Your instructions:
Transcribe the entries below exactly; leave every image out.

-- Begin --

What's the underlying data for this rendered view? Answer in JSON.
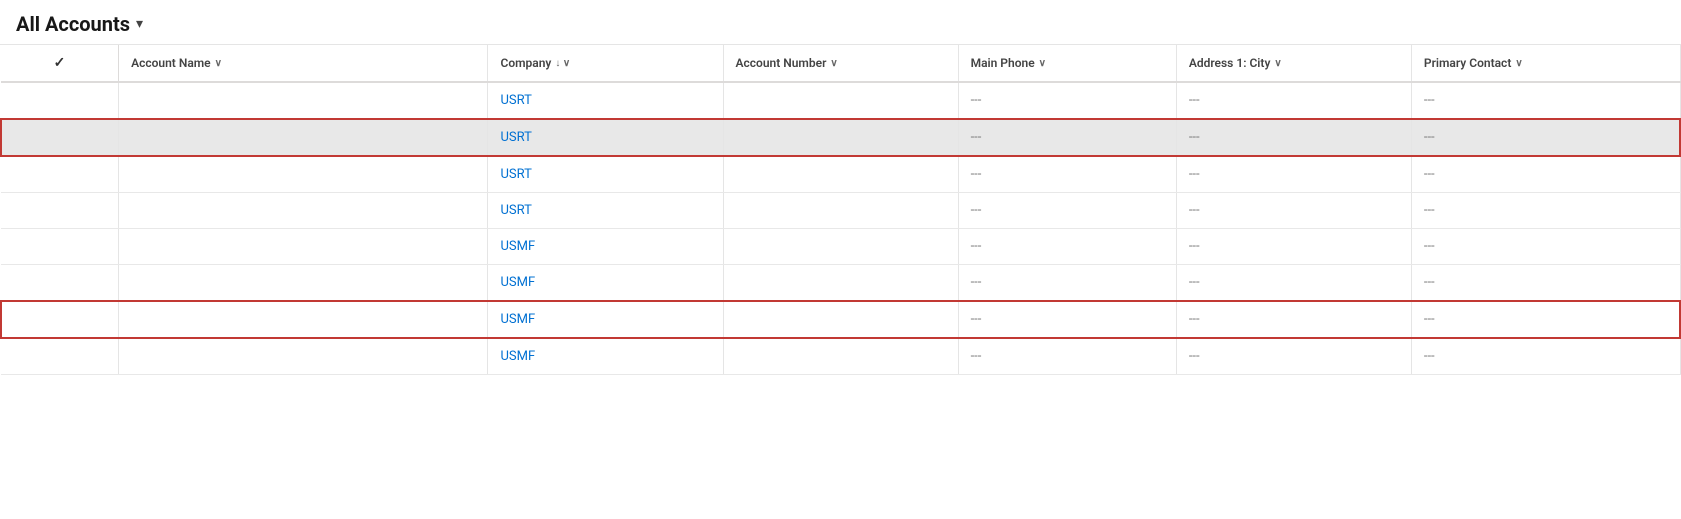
{
  "header": {
    "title": "All Accounts",
    "chevron": "▾"
  },
  "columns": [
    {
      "id": "check",
      "label": "",
      "sortable": false
    },
    {
      "id": "account-name",
      "label": "Account Name",
      "sortable": true,
      "sort_dir": ""
    },
    {
      "id": "company",
      "label": "Company",
      "sortable": true,
      "sort_dir": "↓"
    },
    {
      "id": "account-number",
      "label": "Account Number",
      "sortable": true,
      "sort_dir": ""
    },
    {
      "id": "main-phone",
      "label": "Main Phone",
      "sortable": true,
      "sort_dir": ""
    },
    {
      "id": "address-city",
      "label": "Address 1: City",
      "sortable": true,
      "sort_dir": ""
    },
    {
      "id": "primary-contact",
      "label": "Primary Contact",
      "sortable": true,
      "sort_dir": ""
    }
  ],
  "rows": [
    {
      "id": "row-1",
      "check": "",
      "account_name": "",
      "company": "USRT",
      "account_number": "",
      "main_phone": "---",
      "address_city": "---",
      "primary_contact": "---",
      "highlighted": false,
      "red_border": false
    },
    {
      "id": "row-2",
      "check": "",
      "account_name": "",
      "company": "USRT",
      "account_number": "",
      "main_phone": "---",
      "address_city": "---",
      "primary_contact": "---",
      "highlighted": true,
      "red_border": true
    },
    {
      "id": "row-3",
      "check": "",
      "account_name": "",
      "company": "USRT",
      "account_number": "",
      "main_phone": "---",
      "address_city": "---",
      "primary_contact": "---",
      "highlighted": false,
      "red_border": false
    },
    {
      "id": "row-4",
      "check": "",
      "account_name": "",
      "company": "USRT",
      "account_number": "",
      "main_phone": "---",
      "address_city": "---",
      "primary_contact": "---",
      "highlighted": false,
      "red_border": false
    },
    {
      "id": "row-5",
      "check": "",
      "account_name": "",
      "company": "USMF",
      "account_number": "",
      "main_phone": "---",
      "address_city": "---",
      "primary_contact": "---",
      "highlighted": false,
      "red_border": false
    },
    {
      "id": "row-6",
      "check": "",
      "account_name": "",
      "company": "USMF",
      "account_number": "",
      "main_phone": "---",
      "address_city": "---",
      "primary_contact": "---",
      "highlighted": false,
      "red_border": false
    },
    {
      "id": "row-7",
      "check": "",
      "account_name": "",
      "company": "USMF",
      "account_number": "",
      "main_phone": "---",
      "address_city": "---",
      "primary_contact": "---",
      "highlighted": false,
      "red_border": true
    },
    {
      "id": "row-8",
      "check": "",
      "account_name": "",
      "company": "USMF",
      "account_number": "",
      "main_phone": "---",
      "address_city": "---",
      "primary_contact": "---",
      "highlighted": false,
      "red_border": false
    }
  ],
  "empty_value": "---",
  "check_symbol": "✓"
}
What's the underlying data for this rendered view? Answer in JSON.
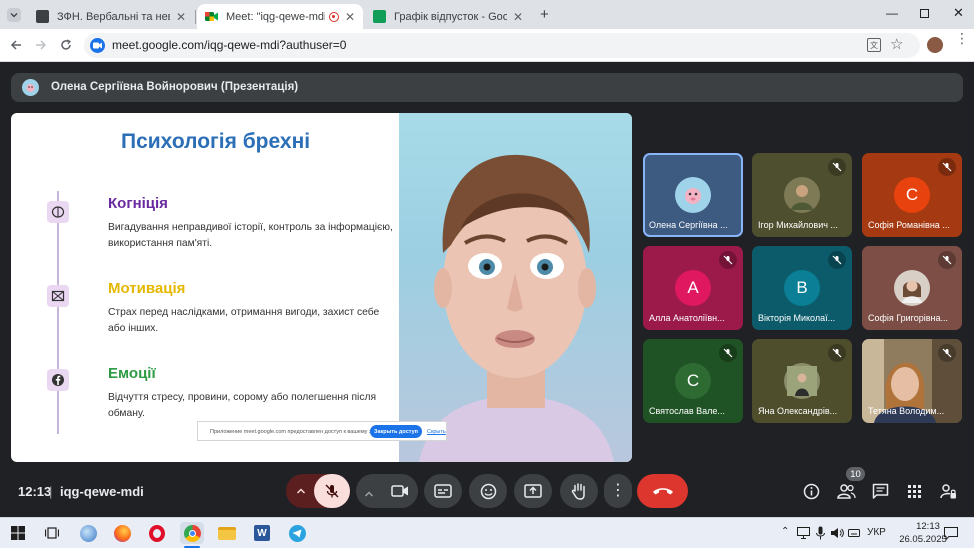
{
  "browser": {
    "tabs": [
      {
        "title": "ЗФН. Вербальні та невербаль",
        "favicon_color": "#3c4043",
        "active": false
      },
      {
        "title": "Meet: \"iqg-qewe-mdi\"",
        "favicon_color": "#00897b",
        "active": true
      },
      {
        "title": "Графік відпусток - Google Таб",
        "favicon_color": "#0f9d58",
        "active": false
      }
    ],
    "url": "meet.google.com/iqg-qewe-mdi?authuser=0"
  },
  "meet": {
    "presenter_banner": "Олена Сергіївна Войнорович (Презентація)",
    "slide": {
      "title": "Психологія брехні",
      "sections": [
        {
          "title": "Когніція",
          "text": "Вигадування неправдивої історії, контроль за інформацією, використання пам'яті.",
          "color": "#6a2aa0"
        },
        {
          "title": "Мотивація",
          "text": "Страх перед наслідками, отримання вигоди, захист себе або інших.",
          "color": "#e5b800"
        },
        {
          "title": "Емоції",
          "text": "Відчуття стресу, провини, сорому або полегшення після обману.",
          "color": "#2e9b45"
        }
      ],
      "popup": {
        "text": "Приложение meet.google.com предоставлен доступ к вашему экрану",
        "button": "Закрыть доступ",
        "link": "Скрыть"
      }
    },
    "participants": [
      {
        "name": "Олена Сергіївна ...",
        "initial": "",
        "bg": "#3d5a80",
        "avatar_bg": "#9fd3ea",
        "muted": false,
        "highlight": true
      },
      {
        "name": "Ігор Михайлович ...",
        "initial": "",
        "bg": "#4e4f2e",
        "avatar_bg": "#7d7a55",
        "muted": true,
        "highlight": false
      },
      {
        "name": "Софія Романівна ...",
        "initial": "С",
        "bg": "#a53a12",
        "avatar_bg": "#e8430e",
        "muted": true,
        "highlight": false
      },
      {
        "name": "Алла Анатоліївн...",
        "initial": "А",
        "bg": "#9c1a4a",
        "avatar_bg": "#e0185f",
        "muted": true,
        "highlight": false
      },
      {
        "name": "Вікторія Миколаї...",
        "initial": "В",
        "bg": "#0b5b6b",
        "avatar_bg": "#0a7f96",
        "muted": true,
        "highlight": false
      },
      {
        "name": "Софія Григорівна...",
        "initial": "",
        "bg": "#7c4e45",
        "avatar_bg": "#d8cfc6",
        "muted": true,
        "highlight": false
      },
      {
        "name": "Святослав Вале...",
        "initial": "С",
        "bg": "#1f5224",
        "avatar_bg": "#2e6b32",
        "muted": true,
        "highlight": false
      },
      {
        "name": "Яна Олександрів...",
        "initial": "",
        "bg": "#4e4d2c",
        "avatar_bg": "#8a8c6a",
        "muted": true,
        "highlight": false
      },
      {
        "name": "Тетяна Володим...",
        "initial": "",
        "bg": "#6b5a40",
        "avatar_bg": "#a88e6c",
        "muted": true,
        "highlight": false
      }
    ],
    "clock": "12:13",
    "meeting_code": "iqg-qewe-mdi",
    "people_count": "10"
  },
  "taskbar": {
    "language": "УКР",
    "time": "12:13",
    "date": "26.05.2025"
  }
}
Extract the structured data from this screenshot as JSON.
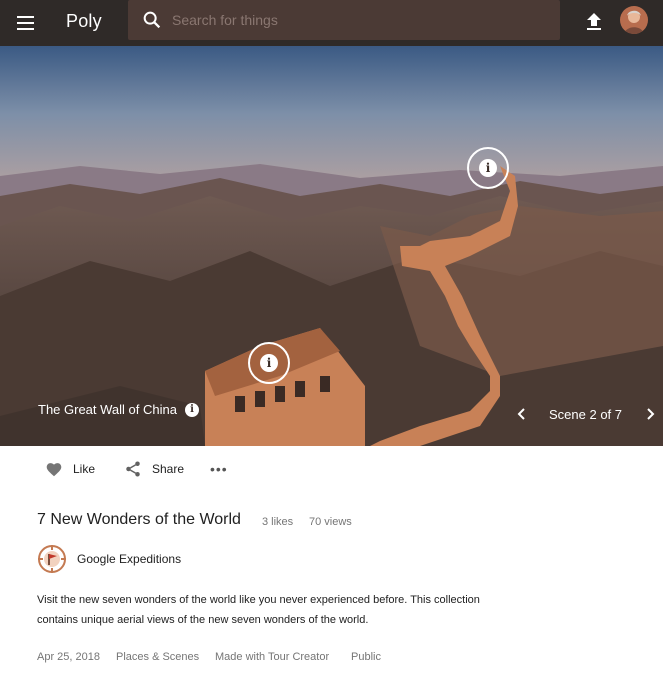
{
  "header": {
    "logo_text": "Poly",
    "search_placeholder": "Search for things",
    "menu_icon": "menu-icon",
    "upload_icon": "upload-icon"
  },
  "hero": {
    "scene_title": "The Great Wall of China",
    "scene_counter": "Scene 2 of 7",
    "info_glyph": "i"
  },
  "actions": {
    "like_label": "Like",
    "share_label": "Share",
    "more_label": "•••"
  },
  "collection": {
    "title": "7 New Wonders of the World",
    "likes": "3 likes",
    "views": "70 views",
    "author": "Google Expeditions",
    "description_line1": "Visit the new seven wonders of the world like you never experienced before. This collection",
    "description_line2": "contains unique aerial views of the new seven wonders of the world.",
    "date": "Apr 25, 2018",
    "category": "Places & Scenes",
    "made_with": "Made with Tour Creator",
    "visibility": "Public"
  },
  "colors": {
    "topbar": "#2f2a28",
    "search_bg": "#4b3a35",
    "wall": "#c88157",
    "text_secondary": "#757575"
  }
}
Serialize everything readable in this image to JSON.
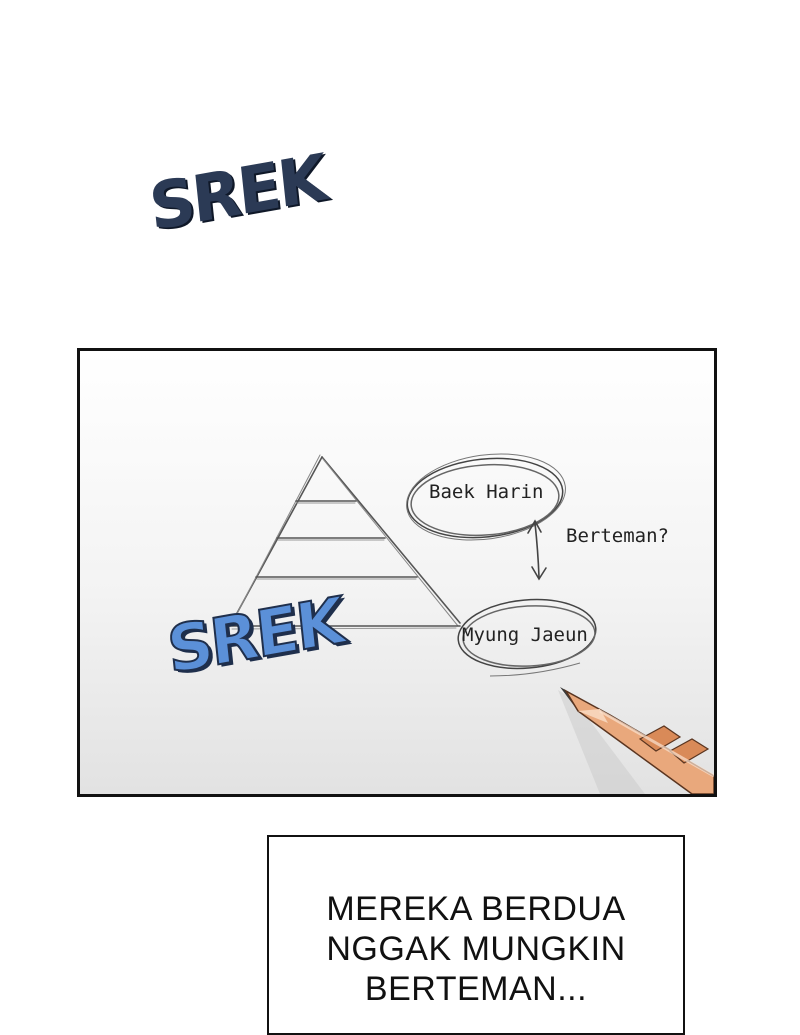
{
  "sfx": {
    "top": "SREK",
    "panel": "SREK"
  },
  "panel": {
    "labels": {
      "baek_harin": "Baek Harin",
      "myung_jaeun": "Myung Jaeun",
      "berteman": "Berteman?"
    },
    "pencil_color": "#e9a87c",
    "sfx_color": "#5b90d8"
  },
  "caption": {
    "line1": "MEREKA BERDUA",
    "line2": "NGGAK MUNGKIN",
    "line3": "BERTEMAN..."
  },
  "icons": [
    "pencil-icon",
    "pyramid-sketch",
    "double-arrow-icon"
  ]
}
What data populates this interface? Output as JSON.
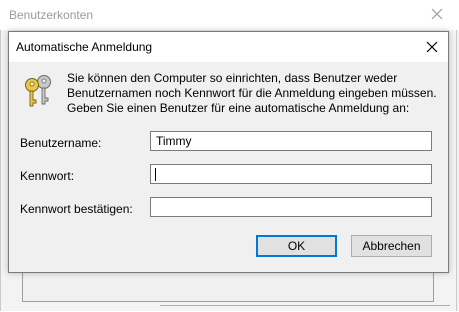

-- End --

Response for this exercise:
What's the underlying data for this rendered view? Answer in JSON.
{
  "header": {
    "title": "All Accounts",
    "chevron": "▾"
  },
  "columns": [
    {
      "id": "check",
      "label": "",
      "sortable": false
    },
    {
      "id": "account-name",
      "label": "Account Name",
      "sortable": true,
      "sort_dir": ""
    },
    {
      "id": "company",
      "label": "Company",
      "sortable": true,
      "sort_dir": "↓"
    },
    {
      "id": "account-number",
      "label": "Account Number",
      "sortable": true,
      "sort_dir": ""
    },
    {
      "id": "main-phone",
      "label": "Main Phone",
      "sortable": true,
      "sort_dir": ""
    },
    {
      "id": "address-city",
      "label": "Address 1: City",
      "sortable": true,
      "sort_dir": ""
    },
    {
      "id": "primary-contact",
      "label": "Primary Contact",
      "sortable": true,
      "sort_dir": ""
    }
  ],
  "rows": [
    {
      "id": "row-1",
      "check": "",
      "account_name": "",
      "company": "USRT",
      "account_number": "",
      "main_phone": "---",
      "address_city": "---",
      "primary_contact": "---",
      "highlighted": false,
      "red_border": false
    },
    {
      "id": "row-2",
      "check": "",
      "account_name": "",
      "company": "USRT",
      "account_number": "",
      "main_phone": "---",
      "address_city": "---",
      "primary_contact": "---",
      "highlighted": true,
      "red_border": true
    },
    {
      "id": "row-3",
      "check": "",
      "account_name": "",
      "company": "USRT",
      "account_number": "",
      "main_phone": "---",
      "address_city": "---",
      "primary_contact": "---",
      "highlighted": false,
      "red_border": false
    },
    {
      "id": "row-4",
      "check": "",
      "account_name": "",
      "company": "USRT",
      "account_number": "",
      "main_phone": "---",
      "address_city": "---",
      "primary_contact": "---",
      "highlighted": false,
      "red_border": false
    },
    {
      "id": "row-5",
      "check": "",
      "account_name": "",
      "company": "USMF",
      "account_number": "",
      "main_phone": "---",
      "address_city": "---",
      "primary_contact": "---",
      "highlighted": false,
      "red_border": false
    },
    {
      "id": "row-6",
      "check": "",
      "account_name": "",
      "company": "USMF",
      "account_number": "",
      "main_phone": "---",
      "address_city": "---",
      "primary_contact": "---",
      "highlighted": false,
      "red_border": false
    },
    {
      "id": "row-7",
      "check": "",
      "account_name": "",
      "company": "USMF",
      "account_number": "",
      "main_phone": "---",
      "address_city": "---",
      "primary_contact": "---",
      "highlighted": false,
      "red_border": true
    },
    {
      "id": "row-8",
      "check": "",
      "account_name": "",
      "company": "USMF",
      "account_number": "",
      "main_phone": "---",
      "address_city": "---",
      "primary_contact": "---",
      "highlighted": false,
      "red_border": false
    }
  ],
  "empty_value": "---",
  "check_symbol": "✓"
}
What's the underlying data for this rendered view? Answer in JSON.
{
  "browser": {
    "tabs": [
      {
        "title": "ЗФН. Вербальні та невербаль",
        "favicon_color": "#3c4043",
        "active": false
      },
      {
        "title": "Meet: \"iqg-qewe-mdi\"",
        "favicon_color": "#00897b",
        "active": true
      },
      {
        "title": "Графік відпусток - Google Таб",
        "favicon_color": "#0f9d58",
        "active": false
      }
    ],
    "url": "meet.google.com/iqg-qewe-mdi?authuser=0"
  },
  "meet": {
    "presenter_banner": "Олена Сергіївна Войнорович (Презентація)",
    "slide": {
      "title": "Психологія брехні",
      "sections": [
        {
          "title": "Когніція",
          "text": "Вигадування неправдивої історії, контроль за інформацією, використання пам'яті.",
          "color": "#6a2aa0"
        },
        {
          "title": "Мотивація",
          "text": "Страх перед наслідками, отримання вигоди, захист себе або інших.",
          "color": "#e5b800"
        },
        {
          "title": "Емоції",
          "text": "Відчуття стресу, провини, сорому або полегшення після обману.",
          "color": "#2e9b45"
        }
      ],
      "popup": {
        "text": "Приложение meet.google.com предоставлен доступ к вашему экрану",
        "button": "Закрыть доступ",
        "link": "Скрыть"
      }
    },
    "participants": [
      {
        "name": "Олена Сергіївна ...",
        "initial": "",
        "bg": "#3d5a80",
        "avatar_bg": "#9fd3ea",
        "muted": false,
        "highlight": true
      },
      {
        "name": "Ігор Михайлович ...",
        "initial": "",
        "bg": "#4e4f2e",
        "avatar_bg": "#7d7a55",
        "muted": true,
        "highlight": false
      },
      {
        "name": "Софія Романівна ...",
        "initial": "С",
        "bg": "#a53a12",
        "avatar_bg": "#e8430e",
        "muted": true,
        "highlight": false
      },
      {
        "name": "Алла Анатоліївн...",
        "initial": "А",
        "bg": "#9c1a4a",
        "avatar_bg": "#e0185f",
        "muted": true,
        "highlight": false
      },
      {
        "name": "Вікторія Миколаї...",
        "initial": "В",
        "bg": "#0b5b6b",
        "avatar_bg": "#0a7f96",
        "muted": true,
        "highlight": false
      },
      {
        "name": "Софія Григорівна...",
        "initial": "",
        "bg": "#7c4e45",
        "avatar_bg": "#d8cfc6",
        "muted": true,
        "highlight": false
      },
      {
        "name": "Святослав Вале...",
        "initial": "С",
        "bg": "#1f5224",
        "avatar_bg": "#2e6b32",
        "muted": true,
        "highlight": false
      },
      {
        "name": "Яна Олександрів...",
        "initial": "",
        "bg": "#4e4d2c",
        "avatar_bg": "#8a8c6a",
        "muted": true,
        "highlight": false
      },
      {
        "name": "Тетяна Володим...",
        "initial": "",
        "bg": "#6b5a40",
        "avatar_bg": "#a88e6c",
        "muted": true,
        "highlight": false
      }
    ],
    "clock": "12:13",
    "meeting_code": "iqg-qewe-mdi",
    "people_count": "10"
  },
  "taskbar": {
    "language": "УКР",
    "time": "12:13",
    "date": "26.05.2025"
  }
}
Extract the structured data from this screenshot as JSON.
{
  "header": {
    "logo_text": "Poly",
    "search_placeholder": "Search for things",
    "menu_icon": "menu-icon",
    "upload_icon": "upload-icon"
  },
  "hero": {
    "scene_title": "The Great Wall of China",
    "scene_counter": "Scene 2 of 7",
    "info_glyph": "i"
  },
  "actions": {
    "like_label": "Like",
    "share_label": "Share",
    "more_label": "•••"
  },
  "collection": {
    "title": "7 New Wonders of the World",
    "likes": "3 likes",
    "views": "70 views",
    "author": "Google Expeditions",
    "description_line1": "Visit the new seven wonders of the world like you never experienced before. This collection",
    "description_line2": "contains unique aerial views of the new seven wonders of the world.",
    "date": "Apr 25, 2018",
    "category": "Places & Scenes",
    "made_with": "Made with Tour Creator",
    "visibility": "Public"
  },
  "colors": {
    "topbar": "#2f2a28",
    "search_bg": "#4b3a35",
    "wall": "#c88157",
    "text_secondary": "#757575"
  }
}
Serialize everything readable in this image to JSON.
{
  "sfx": {
    "top": "SREK",
    "panel": "SREK"
  },
  "panel": {
    "labels": {
      "baek_harin": "Baek Harin",
      "myung_jaeun": "Myung Jaeun",
      "berteman": "Berteman?"
    },
    "pencil_color": "#e9a87c",
    "sfx_color": "#5b90d8"
  },
  "caption": {
    "line1": "MEREKA BERDUA",
    "line2": "NGGAK MUNGKIN",
    "line3": "BERTEMAN..."
  },
  "icons": [
    "pencil-icon",
    "pyramid-sketch",
    "double-arrow-icon"
  ]
}
What data populates this interface? Output as JSON.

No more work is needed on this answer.